(Saved entries)
□ □ □

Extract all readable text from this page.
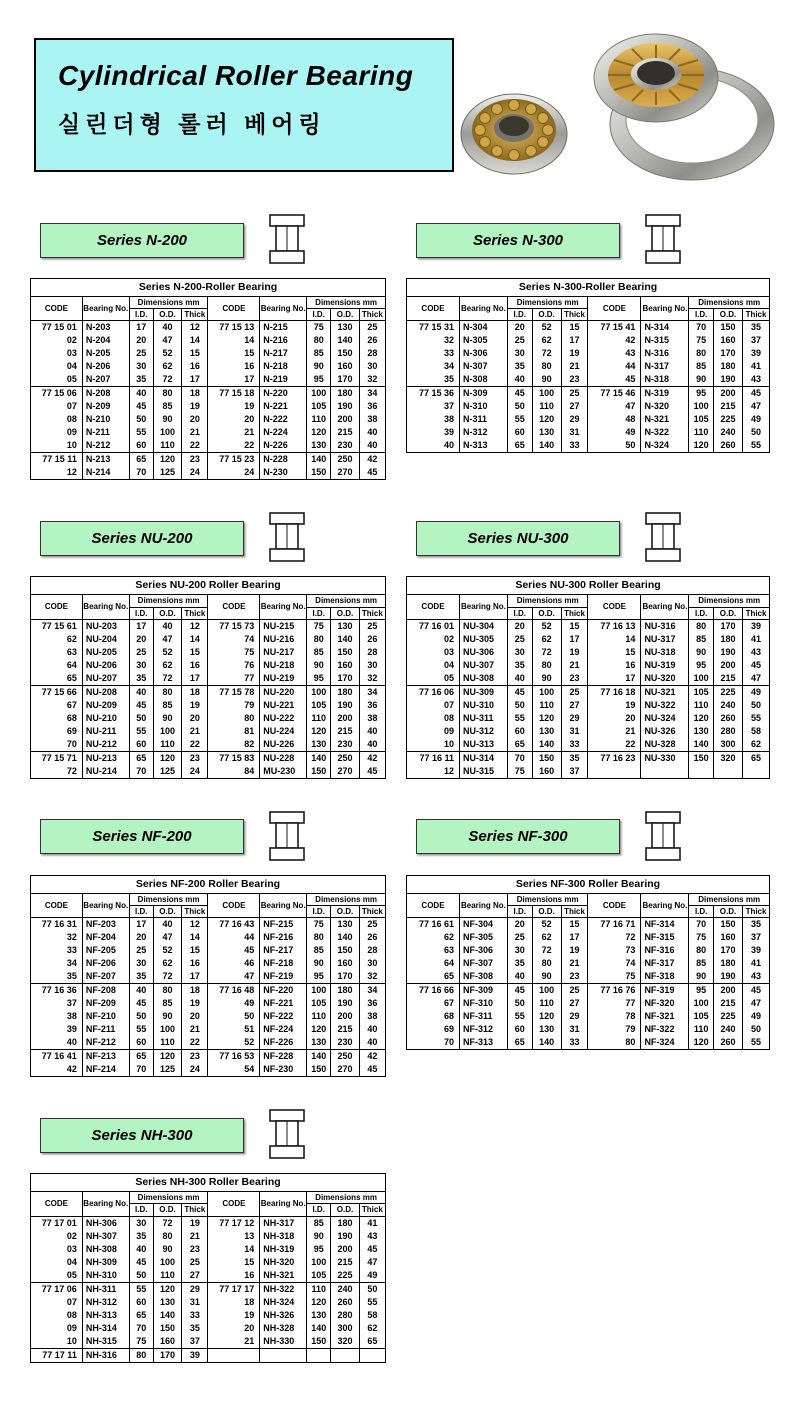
Cylindrical Roller Bearing
실린더형 롤러 베어링
Series N-200
Series N-200-Roller Bearing									
CODE	Bearing No.	Dimensions mm			CODE	Bearing No.	Dimensions mm		
		I.D.	O.D.	Thick			I.D.	O.D.	Thick
77 15 01	N-203	17	40	12	77 15 13	N-215	75	130	25
02	N-204	20	47	14	14	N-216	80	140	26
03	N-205	25	52	15	15	N-217	85	150	28
04	N-206	30	62	16	16	N-218	90	160	30
05	N-207	35	72	17	17	N-219	95	170	32
77 15 06	N-208	40	80	18	77 15 18	N-220	100	180	34
07	N-209	45	85	19	19	N-221	105	190	36
08	N-210	50	90	20	20	N-222	110	200	38
09	N-211	55	100	21	21	N-224	120	215	40
10	N-212	60	110	22	22	N-226	130	230	40
77 15 11	N-213	65	120	23	77 15 23	N-228	140	250	42
12	N-214	70	125	24	24	N-230	150	270	45
Series N-300
Series N-300-Roller Bearing									
CODE	Bearing No.	Dimensions mm			CODE	Bearing No.	Dimensions mm		
		I.D.	O.D.	Thick			I.D.	O.D.	Thick
77 15 31	N-304	20	52	15	77 15 41	N-314	70	150	35
32	N-305	25	62	17	42	N-315	75	160	37
33	N-306	30	72	19	43	N-316	80	170	39
34	N-307	35	80	21	44	N-317	85	180	41
35	N-308	40	90	23	45	N-318	90	190	43
77 15 36	N-309	45	100	25	77 15 46	N-319	95	200	45
37	N-310	50	110	27	47	N-320	100	215	47
38	N-311	55	120	29	48	N-321	105	225	49
39	N-312	60	130	31	49	N-322	110	240	50
40	N-313	65	140	33	50	N-324	120	260	55
Series NU-200
Series NU-200 Roller Bearing									
CODE	Bearing No.	Dimensions mm			CODE	Bearing No.	Dimensions mm		
		I.D.	O.D.	Thick			I.D.	O.D.	Thick
77 15 61	NU-203	17	40	12	77 15 73	NU-215	75	130	25
62	NU-204	20	47	14	74	NU-216	80	140	26
63	NU-205	25	52	15	75	NU-217	85	150	28
64	NU-206	30	62	16	76	NU-218	90	160	30
65	NU-207	35	72	17	77	NU-219	95	170	32
77 15 66	NU-208	40	80	18	77 15 78	NU-220	100	180	34
67	NU-209	45	85	19	79	NU-221	105	190	36
68	NU-210	50	90	20	80	NU-222	110	200	38
69	NU-211	55	100	21	81	NU-224	120	215	40
70	NU-212	60	110	22	82	NU-226	130	230	40
77 15 71	NU-213	65	120	23	77 15 83	NU-228	140	250	42
72	NU-214	70	125	24	84	MU-230	150	270	45
Series NU-300
Series NU-300 Roller Bearing									
CODE	Bearing No.	Dimensions mm			CODE	Bearing No.	Dimensions mm		
		I.D.	O.D.	Thick			I.D.	O.D.	Thick
77 16 01	NU-304	20	52	15	77 16 13	NU-316	80	170	39
02	NU-305	25	62	17	14	NU-317	85	180	41
03	NU-306	30	72	19	15	NU-318	90	190	43
04	NU-307	35	80	21	16	NU-319	95	200	45
05	NU-308	40	90	23	17	NU-320	100	215	47
77 16 06	NU-309	45	100	25	77 16 18	NU-321	105	225	49
07	NU-310	50	110	27	19	NU-322	110	240	50
08	NU-311	55	120	29	20	NU-324	120	260	55
09	NU-312	60	130	31	21	NU-326	130	280	58
10	NU-313	65	140	33	22	NU-328	140	300	62
77 16 11	NU-314	70	150	35	77 16 23	NU-330	150	320	65
12	NU-315	75	160	37					
Series NF-200
Series NF-200 Roller Bearing									
CODE	Bearing No.	Dimensions mm			CODE	Bearing No.	Dimensions mm		
		I.D.	O.D.	Thick			I.D.	O.D.	Thick
77 16 31	NF-203	17	40	12	77 16 43	NF-215	75	130	25
32	NF-204	20	47	14	44	NF-216	80	140	26
33	NF-205	25	52	15	45	NF-217	85	150	28
34	NF-206	30	62	16	46	NF-218	90	160	30
35	NF-207	35	72	17	47	NF-219	95	170	32
77 16 36	NF-208	40	80	18	77 16 48	NF-220	100	180	34
37	NF-209	45	85	19	49	NF-221	105	190	36
38	NF-210	50	90	20	50	NF-222	110	200	38
39	NF-211	55	100	21	51	NF-224	120	215	40
40	NF-212	60	110	22	52	NF-226	130	230	40
77 16 41	NF-213	65	120	23	77 16 53	NF-228	140	250	42
42	NF-214	70	125	24	54	NF-230	150	270	45
Series NF-300
Series NF-300 Roller Bearing									
CODE	Bearing No.	Dimensions mm			CODE	Bearing No.	Dimensions mm		
		I.D.	O.D.	Thick			I.D.	O.D.	Thick
77 16 61	NF-304	20	52	15	77 16 71	NF-314	70	150	35
62	NF-305	25	62	17	72	NF-315	75	160	37
63	NF-306	30	72	19	73	NF-316	80	170	39
64	NF-307	35	80	21	74	NF-317	85	180	41
65	NF-308	40	90	23	75	NF-318	90	190	43
77 16 66	NF-309	45	100	25	77 16 76	NF-319	95	200	45
67	NF-310	50	110	27	77	NF-320	100	215	47
68	NF-311	55	120	29	78	NF-321	105	225	49
69	NF-312	60	130	31	79	NF-322	110	240	50
70	NF-313	65	140	33	80	NF-324	120	260	55
Series NH-300
Series NH-300 Roller Bearing									
CODE	Bearing No.	Dimensions mm			CODE	Bearing No.	Dimensions mm		
		I.D.	O.D.	Thick			I.D.	O.D.	Thick
77 17 01	NH-306	30	72	19	77 17 12	NH-317	85	180	41
02	NH-307	35	80	21	13	NH-318	90	190	43
03	NH-308	40	90	23	14	NH-319	95	200	45
04	NH-309	45	100	25	15	NH-320	100	215	47
05	NH-310	50	110	27	16	NH-321	105	225	49
77 17 06	NH-311	55	120	29	77 17 17	NH-322	110	240	50
07	NH-312	60	130	31	18	NH-324	120	260	55
08	NH-313	65	140	33	19	NH-326	130	280	58
09	NH-314	70	150	35	20	NH-328	140	300	62
10	NH-315	75	160	37	21	NH-330	150	320	65
77 17 11	NH-316	80	170	39					
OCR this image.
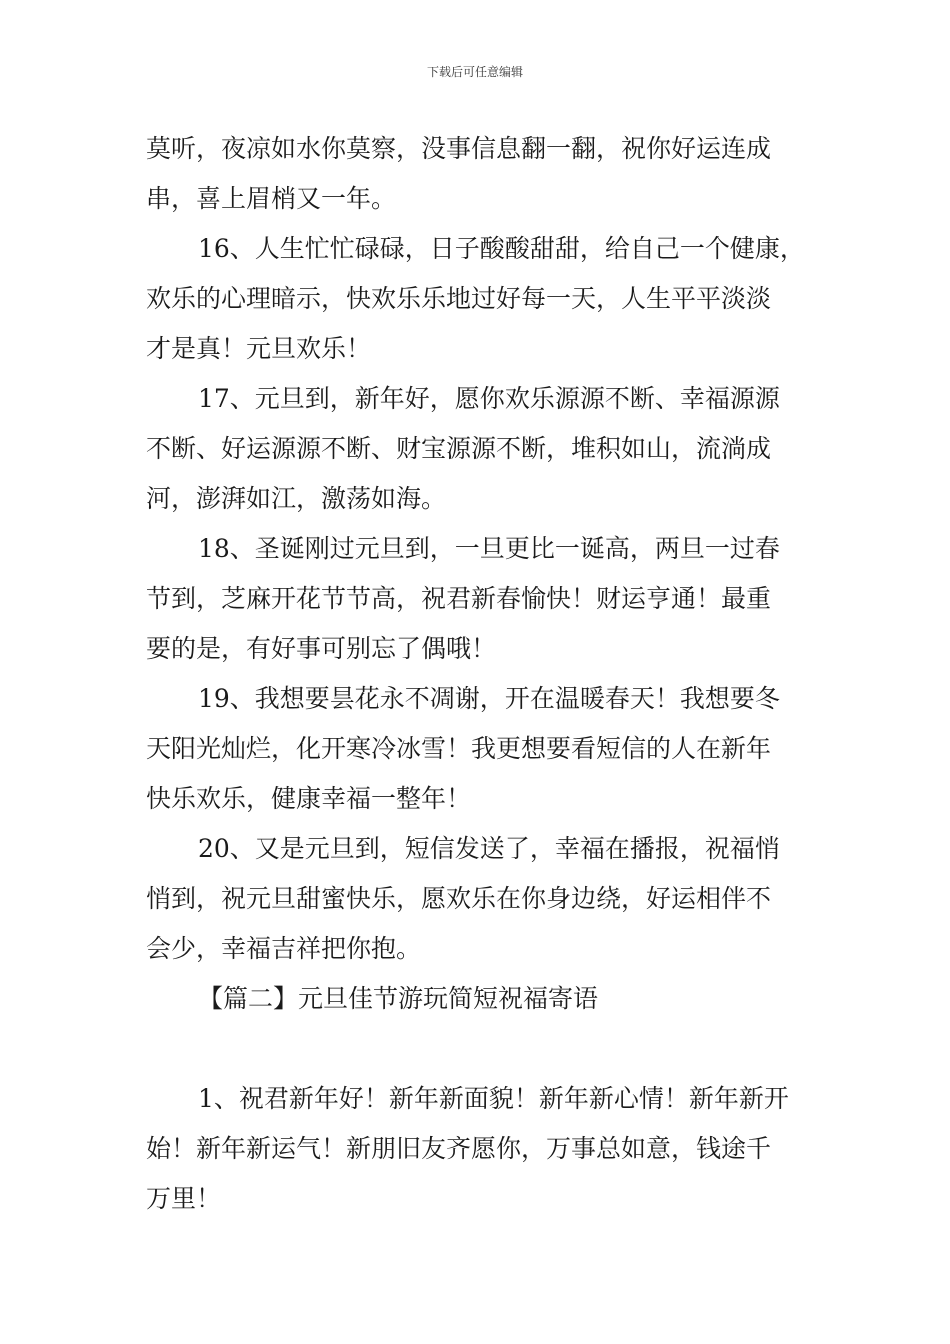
下载后可任意编辑
莫听，夜凉如水你莫察，没事信息翻一翻，祝你好运连成
串，喜上眉梢又一年。
16、人生忙忙碌碌，日子酸酸甜甜，给自己一个健康，
欢乐的心理暗示，快欢乐乐地过好每一天，人生平平淡淡
才是真！元旦欢乐！
17、元旦到，新年好，愿你欢乐源源不断、幸福源源
不断、好运源源不断、财宝源源不断，堆积如山，流淌成
河，澎湃如江，激荡如海。
18、圣诞刚过元旦到，一旦更比一诞高，两旦一过春
节到，芝麻开花节节高，祝君新春愉快！财运亨通！最重
要的是，有好事可别忘了偶哦！
19、我想要昙花永不凋谢，开在温暖春天！我想要冬
天阳光灿烂，化开寒冷冰雪！我更想要看短信的人在新年
快乐欢乐，健康幸福一整年！
20、又是元旦到，短信发送了，幸福在播报，祝福悄
悄到，祝元旦甜蜜快乐，愿欢乐在你身边绕，好运相伴不
会少，幸福吉祥把你抱。
【篇二】元旦佳节游玩简短祝福寄语
1、祝君新年好！新年新面貌！新年新心情！新年新开
始！新年新运气！新朋旧友齐愿你，万事总如意，钱途千
万里！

□ □ □

* PROBLEM TO SOLVE *
From the line containing "OCR this image." through the end of the entries, quote each line exactly and nothing else, excluding all pictures.

* COMPLETED EXERCISE *
OCR this image.
下载后可任意编辑
莫听，夜凉如水你莫察，没事信息翻一翻，祝你好运连成
串，喜上眉梢又一年。
16、人生忙忙碌碌，日子酸酸甜甜，给自己一个健康，
欢乐的心理暗示，快欢乐乐地过好每一天，人生平平淡淡
才是真！元旦欢乐！
17、元旦到，新年好，愿你欢乐源源不断、幸福源源
不断、好运源源不断、财宝源源不断，堆积如山，流淌成
河，澎湃如江，激荡如海。
18、圣诞刚过元旦到，一旦更比一诞高，两旦一过春
节到，芝麻开花节节高，祝君新春愉快！财运亨通！最重
要的是，有好事可别忘了偶哦！
19、我想要昙花永不凋谢，开在温暖春天！我想要冬
天阳光灿烂，化开寒冷冰雪！我更想要看短信的人在新年
快乐欢乐，健康幸福一整年！
20、又是元旦到，短信发送了，幸福在播报，祝福悄
悄到，祝元旦甜蜜快乐，愿欢乐在你身边绕，好运相伴不
会少，幸福吉祥把你抱。
【篇二】元旦佳节游玩简短祝福寄语
1、祝君新年好！新年新面貌！新年新心情！新年新开
始！新年新运气！新朋旧友齐愿你，万事总如意，钱途千
万里！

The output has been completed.